Identify each line in the material below that contains the string "emitting", and copy every such line in full.
** begin DATA SUPPLIED **
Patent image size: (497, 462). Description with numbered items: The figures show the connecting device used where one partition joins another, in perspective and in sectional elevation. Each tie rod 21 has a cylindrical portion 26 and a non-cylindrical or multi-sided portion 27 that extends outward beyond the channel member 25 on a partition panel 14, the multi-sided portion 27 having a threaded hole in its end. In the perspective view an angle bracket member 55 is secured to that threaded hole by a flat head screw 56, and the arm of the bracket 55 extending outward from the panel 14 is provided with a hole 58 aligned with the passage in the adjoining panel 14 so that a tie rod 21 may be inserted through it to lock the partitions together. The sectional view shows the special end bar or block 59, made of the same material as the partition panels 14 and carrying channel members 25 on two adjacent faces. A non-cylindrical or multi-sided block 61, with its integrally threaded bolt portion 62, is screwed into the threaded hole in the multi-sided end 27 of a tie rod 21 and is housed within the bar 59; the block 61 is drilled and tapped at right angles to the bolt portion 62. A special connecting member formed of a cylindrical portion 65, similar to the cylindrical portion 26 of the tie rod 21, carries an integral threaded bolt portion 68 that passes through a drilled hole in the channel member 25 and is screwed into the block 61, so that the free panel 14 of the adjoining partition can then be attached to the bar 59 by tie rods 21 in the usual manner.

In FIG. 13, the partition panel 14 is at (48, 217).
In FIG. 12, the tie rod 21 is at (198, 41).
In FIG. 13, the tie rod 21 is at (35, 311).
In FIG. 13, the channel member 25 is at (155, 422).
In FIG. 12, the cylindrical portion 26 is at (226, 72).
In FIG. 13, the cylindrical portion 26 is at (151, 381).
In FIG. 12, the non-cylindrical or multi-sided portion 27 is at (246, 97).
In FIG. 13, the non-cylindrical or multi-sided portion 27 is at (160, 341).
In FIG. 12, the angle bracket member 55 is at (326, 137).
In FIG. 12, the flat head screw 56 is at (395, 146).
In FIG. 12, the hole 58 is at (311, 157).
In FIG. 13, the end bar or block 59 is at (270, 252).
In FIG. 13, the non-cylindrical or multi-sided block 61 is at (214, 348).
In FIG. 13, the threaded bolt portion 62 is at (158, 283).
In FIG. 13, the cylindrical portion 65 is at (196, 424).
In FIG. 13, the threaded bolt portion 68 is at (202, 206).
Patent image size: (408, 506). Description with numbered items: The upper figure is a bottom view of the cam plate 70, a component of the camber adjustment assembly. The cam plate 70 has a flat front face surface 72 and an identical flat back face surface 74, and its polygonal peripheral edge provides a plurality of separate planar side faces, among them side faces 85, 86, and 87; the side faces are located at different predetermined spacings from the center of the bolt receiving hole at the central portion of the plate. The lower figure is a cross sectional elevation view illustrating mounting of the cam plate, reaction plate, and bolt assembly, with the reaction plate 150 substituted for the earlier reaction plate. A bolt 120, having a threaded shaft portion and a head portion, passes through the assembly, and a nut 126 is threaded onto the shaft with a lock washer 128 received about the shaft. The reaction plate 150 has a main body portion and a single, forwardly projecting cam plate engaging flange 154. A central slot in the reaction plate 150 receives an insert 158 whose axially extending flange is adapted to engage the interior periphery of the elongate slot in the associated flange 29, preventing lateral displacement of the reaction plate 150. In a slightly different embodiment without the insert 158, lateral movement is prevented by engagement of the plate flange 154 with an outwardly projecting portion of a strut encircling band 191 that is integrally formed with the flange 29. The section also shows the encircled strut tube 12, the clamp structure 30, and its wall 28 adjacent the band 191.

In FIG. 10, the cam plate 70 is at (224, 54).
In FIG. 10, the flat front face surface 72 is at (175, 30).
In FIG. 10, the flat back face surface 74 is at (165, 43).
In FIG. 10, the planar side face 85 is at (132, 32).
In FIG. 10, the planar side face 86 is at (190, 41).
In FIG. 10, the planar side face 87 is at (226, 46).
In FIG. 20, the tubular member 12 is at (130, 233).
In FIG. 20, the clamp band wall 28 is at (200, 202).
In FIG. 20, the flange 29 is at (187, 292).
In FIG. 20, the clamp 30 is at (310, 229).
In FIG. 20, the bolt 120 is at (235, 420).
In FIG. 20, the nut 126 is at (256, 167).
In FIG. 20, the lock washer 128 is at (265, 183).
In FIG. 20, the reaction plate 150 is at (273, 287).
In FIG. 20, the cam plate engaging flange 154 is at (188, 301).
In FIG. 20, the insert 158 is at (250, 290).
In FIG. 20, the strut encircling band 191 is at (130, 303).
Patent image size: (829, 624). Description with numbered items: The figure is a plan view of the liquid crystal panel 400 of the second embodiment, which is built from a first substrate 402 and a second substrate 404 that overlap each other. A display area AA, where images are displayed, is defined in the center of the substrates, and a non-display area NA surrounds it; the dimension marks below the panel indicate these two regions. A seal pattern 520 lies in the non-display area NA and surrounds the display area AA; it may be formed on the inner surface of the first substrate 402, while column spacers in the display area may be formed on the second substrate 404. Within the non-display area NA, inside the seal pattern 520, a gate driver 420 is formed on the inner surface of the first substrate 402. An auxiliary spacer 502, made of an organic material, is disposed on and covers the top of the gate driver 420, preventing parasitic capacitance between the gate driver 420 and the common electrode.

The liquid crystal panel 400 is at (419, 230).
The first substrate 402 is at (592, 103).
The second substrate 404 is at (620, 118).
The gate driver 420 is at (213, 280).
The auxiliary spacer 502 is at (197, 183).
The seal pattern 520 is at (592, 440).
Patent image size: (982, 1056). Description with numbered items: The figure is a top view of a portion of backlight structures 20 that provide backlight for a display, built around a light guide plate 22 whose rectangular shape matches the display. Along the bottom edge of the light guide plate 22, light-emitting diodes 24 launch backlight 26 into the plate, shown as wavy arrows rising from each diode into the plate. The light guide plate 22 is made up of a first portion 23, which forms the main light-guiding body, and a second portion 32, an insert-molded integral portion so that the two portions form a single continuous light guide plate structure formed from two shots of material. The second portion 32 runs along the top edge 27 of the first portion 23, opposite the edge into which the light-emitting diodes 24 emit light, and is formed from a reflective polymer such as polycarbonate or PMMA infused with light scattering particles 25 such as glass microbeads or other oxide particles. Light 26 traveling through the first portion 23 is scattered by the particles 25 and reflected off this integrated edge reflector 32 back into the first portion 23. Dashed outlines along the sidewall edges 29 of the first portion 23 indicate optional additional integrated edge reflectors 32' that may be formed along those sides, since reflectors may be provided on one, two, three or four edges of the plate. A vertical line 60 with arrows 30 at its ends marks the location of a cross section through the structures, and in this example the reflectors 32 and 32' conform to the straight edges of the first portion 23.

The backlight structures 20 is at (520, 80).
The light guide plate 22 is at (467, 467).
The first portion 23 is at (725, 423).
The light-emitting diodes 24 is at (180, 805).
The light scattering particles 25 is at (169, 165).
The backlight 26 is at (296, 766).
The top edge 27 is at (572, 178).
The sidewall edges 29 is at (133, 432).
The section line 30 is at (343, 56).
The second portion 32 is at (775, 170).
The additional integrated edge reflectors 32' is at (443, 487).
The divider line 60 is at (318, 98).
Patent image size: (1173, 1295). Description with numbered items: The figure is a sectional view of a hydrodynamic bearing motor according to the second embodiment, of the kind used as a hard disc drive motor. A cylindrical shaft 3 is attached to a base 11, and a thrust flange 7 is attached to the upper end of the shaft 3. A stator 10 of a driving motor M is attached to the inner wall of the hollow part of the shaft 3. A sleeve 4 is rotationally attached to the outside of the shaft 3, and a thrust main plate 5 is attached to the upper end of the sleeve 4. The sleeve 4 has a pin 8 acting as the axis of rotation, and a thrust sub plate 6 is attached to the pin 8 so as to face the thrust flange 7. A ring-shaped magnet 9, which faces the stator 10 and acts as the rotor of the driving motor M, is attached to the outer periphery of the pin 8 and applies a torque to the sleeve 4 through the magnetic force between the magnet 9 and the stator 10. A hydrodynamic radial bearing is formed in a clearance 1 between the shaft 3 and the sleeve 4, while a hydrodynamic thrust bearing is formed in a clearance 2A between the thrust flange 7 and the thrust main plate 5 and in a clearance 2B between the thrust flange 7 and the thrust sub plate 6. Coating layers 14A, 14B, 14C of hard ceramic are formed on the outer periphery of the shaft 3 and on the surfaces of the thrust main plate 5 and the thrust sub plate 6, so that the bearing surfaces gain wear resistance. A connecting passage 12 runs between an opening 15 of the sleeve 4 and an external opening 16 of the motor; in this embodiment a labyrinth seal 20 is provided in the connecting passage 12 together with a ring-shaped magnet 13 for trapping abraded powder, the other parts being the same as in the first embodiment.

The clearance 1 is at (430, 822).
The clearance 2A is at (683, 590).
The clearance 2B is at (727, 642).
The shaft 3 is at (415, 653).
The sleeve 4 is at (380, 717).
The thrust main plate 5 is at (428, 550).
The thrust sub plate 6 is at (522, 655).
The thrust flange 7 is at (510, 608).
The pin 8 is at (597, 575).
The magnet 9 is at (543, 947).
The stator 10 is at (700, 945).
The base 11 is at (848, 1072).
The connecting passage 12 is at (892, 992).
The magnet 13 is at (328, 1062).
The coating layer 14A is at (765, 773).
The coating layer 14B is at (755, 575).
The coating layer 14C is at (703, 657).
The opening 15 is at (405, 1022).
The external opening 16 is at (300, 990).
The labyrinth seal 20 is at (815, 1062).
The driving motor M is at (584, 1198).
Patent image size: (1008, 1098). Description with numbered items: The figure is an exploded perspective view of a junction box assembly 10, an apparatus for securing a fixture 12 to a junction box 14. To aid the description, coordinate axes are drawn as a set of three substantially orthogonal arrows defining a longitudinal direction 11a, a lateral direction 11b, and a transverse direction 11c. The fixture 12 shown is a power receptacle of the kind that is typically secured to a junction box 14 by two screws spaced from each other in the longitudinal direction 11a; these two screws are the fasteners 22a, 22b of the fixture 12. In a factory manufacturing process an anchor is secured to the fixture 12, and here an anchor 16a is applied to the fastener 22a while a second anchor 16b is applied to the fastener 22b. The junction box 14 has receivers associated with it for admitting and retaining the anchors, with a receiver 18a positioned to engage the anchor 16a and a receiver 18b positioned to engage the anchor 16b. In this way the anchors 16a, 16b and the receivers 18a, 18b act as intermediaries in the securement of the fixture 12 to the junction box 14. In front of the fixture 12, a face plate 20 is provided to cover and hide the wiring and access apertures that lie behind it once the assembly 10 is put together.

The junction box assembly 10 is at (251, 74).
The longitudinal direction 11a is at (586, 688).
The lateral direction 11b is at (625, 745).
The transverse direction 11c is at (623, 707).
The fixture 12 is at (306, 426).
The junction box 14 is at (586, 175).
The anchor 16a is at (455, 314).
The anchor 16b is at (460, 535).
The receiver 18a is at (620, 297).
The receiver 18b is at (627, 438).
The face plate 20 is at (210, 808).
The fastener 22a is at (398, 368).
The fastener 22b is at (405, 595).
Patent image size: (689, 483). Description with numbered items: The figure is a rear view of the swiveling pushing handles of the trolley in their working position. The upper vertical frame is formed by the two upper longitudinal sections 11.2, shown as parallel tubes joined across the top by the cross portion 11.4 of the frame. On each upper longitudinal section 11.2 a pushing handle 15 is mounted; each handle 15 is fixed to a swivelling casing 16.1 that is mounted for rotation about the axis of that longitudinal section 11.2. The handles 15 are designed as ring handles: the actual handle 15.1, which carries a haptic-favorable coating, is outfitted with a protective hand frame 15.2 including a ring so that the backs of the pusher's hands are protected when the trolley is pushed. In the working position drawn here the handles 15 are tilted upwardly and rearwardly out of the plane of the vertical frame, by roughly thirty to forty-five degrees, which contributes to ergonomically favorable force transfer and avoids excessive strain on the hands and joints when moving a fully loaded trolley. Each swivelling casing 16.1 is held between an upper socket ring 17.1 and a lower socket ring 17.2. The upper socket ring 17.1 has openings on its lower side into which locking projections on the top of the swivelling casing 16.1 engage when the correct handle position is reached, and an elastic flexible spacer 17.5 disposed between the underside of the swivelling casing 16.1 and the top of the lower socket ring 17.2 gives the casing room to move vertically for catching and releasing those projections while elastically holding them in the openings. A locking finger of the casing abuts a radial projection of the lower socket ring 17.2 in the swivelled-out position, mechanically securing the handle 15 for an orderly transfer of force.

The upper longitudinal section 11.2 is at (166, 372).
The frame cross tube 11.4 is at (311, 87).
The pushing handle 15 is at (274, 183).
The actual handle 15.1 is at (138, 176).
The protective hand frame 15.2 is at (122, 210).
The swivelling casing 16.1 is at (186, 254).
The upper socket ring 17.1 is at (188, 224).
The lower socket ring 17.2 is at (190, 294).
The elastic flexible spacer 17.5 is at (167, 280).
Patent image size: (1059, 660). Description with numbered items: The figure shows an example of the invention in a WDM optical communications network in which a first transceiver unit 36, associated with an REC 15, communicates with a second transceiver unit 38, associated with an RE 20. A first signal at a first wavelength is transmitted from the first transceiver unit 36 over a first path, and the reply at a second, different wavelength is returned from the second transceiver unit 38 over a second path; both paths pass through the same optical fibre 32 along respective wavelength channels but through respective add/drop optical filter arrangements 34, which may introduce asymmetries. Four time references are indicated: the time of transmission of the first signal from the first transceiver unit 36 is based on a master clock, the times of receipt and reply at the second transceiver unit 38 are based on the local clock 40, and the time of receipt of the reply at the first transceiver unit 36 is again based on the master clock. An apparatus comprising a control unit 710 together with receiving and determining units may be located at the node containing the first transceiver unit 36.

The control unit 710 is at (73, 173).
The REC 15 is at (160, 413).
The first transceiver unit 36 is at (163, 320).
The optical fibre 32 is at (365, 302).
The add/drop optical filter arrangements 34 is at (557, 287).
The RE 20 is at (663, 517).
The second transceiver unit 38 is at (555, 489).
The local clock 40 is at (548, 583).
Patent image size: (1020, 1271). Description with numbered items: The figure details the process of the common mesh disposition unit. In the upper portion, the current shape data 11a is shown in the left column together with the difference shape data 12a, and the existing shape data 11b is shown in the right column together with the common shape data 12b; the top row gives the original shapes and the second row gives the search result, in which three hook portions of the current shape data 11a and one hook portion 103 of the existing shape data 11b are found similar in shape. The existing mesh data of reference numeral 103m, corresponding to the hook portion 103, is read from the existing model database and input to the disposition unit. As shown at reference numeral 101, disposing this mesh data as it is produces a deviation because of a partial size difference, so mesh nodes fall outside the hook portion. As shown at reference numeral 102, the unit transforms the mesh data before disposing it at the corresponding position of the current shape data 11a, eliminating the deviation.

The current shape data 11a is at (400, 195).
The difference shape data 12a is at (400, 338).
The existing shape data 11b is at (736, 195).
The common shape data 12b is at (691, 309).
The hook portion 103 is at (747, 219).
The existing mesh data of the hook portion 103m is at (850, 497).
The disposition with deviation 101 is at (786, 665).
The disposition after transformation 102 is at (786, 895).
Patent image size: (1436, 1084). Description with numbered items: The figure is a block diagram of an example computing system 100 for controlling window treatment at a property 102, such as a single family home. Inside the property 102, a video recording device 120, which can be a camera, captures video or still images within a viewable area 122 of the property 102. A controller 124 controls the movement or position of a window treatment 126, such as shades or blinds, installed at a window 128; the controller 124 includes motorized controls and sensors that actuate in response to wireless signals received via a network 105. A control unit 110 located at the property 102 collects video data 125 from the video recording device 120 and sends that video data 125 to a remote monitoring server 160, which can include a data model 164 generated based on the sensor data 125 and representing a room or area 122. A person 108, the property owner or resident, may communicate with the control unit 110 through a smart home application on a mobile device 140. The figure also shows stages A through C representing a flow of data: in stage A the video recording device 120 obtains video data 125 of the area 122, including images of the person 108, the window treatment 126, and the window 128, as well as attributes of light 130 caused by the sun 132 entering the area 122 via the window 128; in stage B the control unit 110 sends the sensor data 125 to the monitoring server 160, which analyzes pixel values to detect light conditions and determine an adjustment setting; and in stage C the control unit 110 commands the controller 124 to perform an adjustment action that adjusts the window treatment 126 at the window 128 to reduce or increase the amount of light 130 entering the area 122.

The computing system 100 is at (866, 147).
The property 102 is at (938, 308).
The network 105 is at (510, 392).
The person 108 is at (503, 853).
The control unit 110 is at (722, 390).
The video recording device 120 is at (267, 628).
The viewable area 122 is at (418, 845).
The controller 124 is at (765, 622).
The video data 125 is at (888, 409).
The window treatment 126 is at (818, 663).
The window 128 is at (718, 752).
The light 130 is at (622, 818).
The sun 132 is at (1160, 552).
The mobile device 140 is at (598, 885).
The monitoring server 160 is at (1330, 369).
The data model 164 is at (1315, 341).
** end DATA SUPPLIED **
→ **CORRECT ANSWER**
Patent image size: (982, 1056). Description with numbered items: The figure is a top view of a portion of backlight structures 20 that provide backlight for a display, built around a light guide plate 22 whose rectangular shape matches the display. Along the bottom edge of the light guide plate 22, light-emitting diodes 24 launch backlight 26 into the plate, shown as wavy arrows rising from each diode into the plate. The light guide plate 22 is made up of a first portion 23, which forms the main light-guiding body, and a second portion 32, an insert-molded integral portion so that the two portions form a single continuous light guide plate structure formed from two shots of material. The second portion 32 runs along the top edge 27 of the first portion 23, opposite the edge into which the light-emitting diodes 24 emit light, and is formed from a reflective polymer such as polycarbonate or PMMA infused with light scattering particles 25 such as glass microbeads or other oxide particles. Light 26 traveling through the first portion 23 is scattered by the particles 25 and reflected off this integrated edge reflector 32 back into the first portion 23. Dashed outlines along the sidewall edges 29 of the first portion 23 indicate optional additional integrated edge reflectors 32' that may be formed along those sides, since reflectors may be provided on one, two, three or four edges of the plate. A vertical line 60 with arrows 30 at its ends marks the location of a cross section through the structures, and in this example the reflectors 32 and 32' conform to the straight edges of the first portion 23.
The light-emitting diodes 24 is at (180, 805).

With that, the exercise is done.